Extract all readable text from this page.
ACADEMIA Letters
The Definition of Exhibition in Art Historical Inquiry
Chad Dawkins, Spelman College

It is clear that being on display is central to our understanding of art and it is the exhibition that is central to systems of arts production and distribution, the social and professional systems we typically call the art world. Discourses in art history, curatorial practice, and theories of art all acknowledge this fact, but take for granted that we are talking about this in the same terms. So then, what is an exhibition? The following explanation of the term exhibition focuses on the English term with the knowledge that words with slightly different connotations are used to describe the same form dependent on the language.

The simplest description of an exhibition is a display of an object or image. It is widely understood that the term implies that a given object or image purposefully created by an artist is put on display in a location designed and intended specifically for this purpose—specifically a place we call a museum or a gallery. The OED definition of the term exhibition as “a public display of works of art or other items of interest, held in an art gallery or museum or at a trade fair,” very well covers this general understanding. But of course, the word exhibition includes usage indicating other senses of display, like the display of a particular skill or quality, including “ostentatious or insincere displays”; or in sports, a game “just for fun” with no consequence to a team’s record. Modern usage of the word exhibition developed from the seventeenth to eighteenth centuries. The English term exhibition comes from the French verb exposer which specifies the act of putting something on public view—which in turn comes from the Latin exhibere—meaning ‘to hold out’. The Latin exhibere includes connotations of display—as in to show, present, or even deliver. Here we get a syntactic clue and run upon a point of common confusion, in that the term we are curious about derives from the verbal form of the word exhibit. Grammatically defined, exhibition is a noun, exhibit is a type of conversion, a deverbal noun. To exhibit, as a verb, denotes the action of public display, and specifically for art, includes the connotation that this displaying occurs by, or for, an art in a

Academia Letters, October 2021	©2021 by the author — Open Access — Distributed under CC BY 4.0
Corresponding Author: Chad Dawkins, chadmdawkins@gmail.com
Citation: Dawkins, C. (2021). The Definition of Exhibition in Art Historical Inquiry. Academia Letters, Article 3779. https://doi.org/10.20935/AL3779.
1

What is required -> Copy out each line that contains the word "Inquiry".

Solution to the problem ->
The Definition of Exhibition in Art Historical Inquiry
Citation: Dawkins, C. (2021). The Definition of Exhibition in Art Historical Inquiry. Academia Letters, Article 3779. https://doi.org/10.20935/AL3779.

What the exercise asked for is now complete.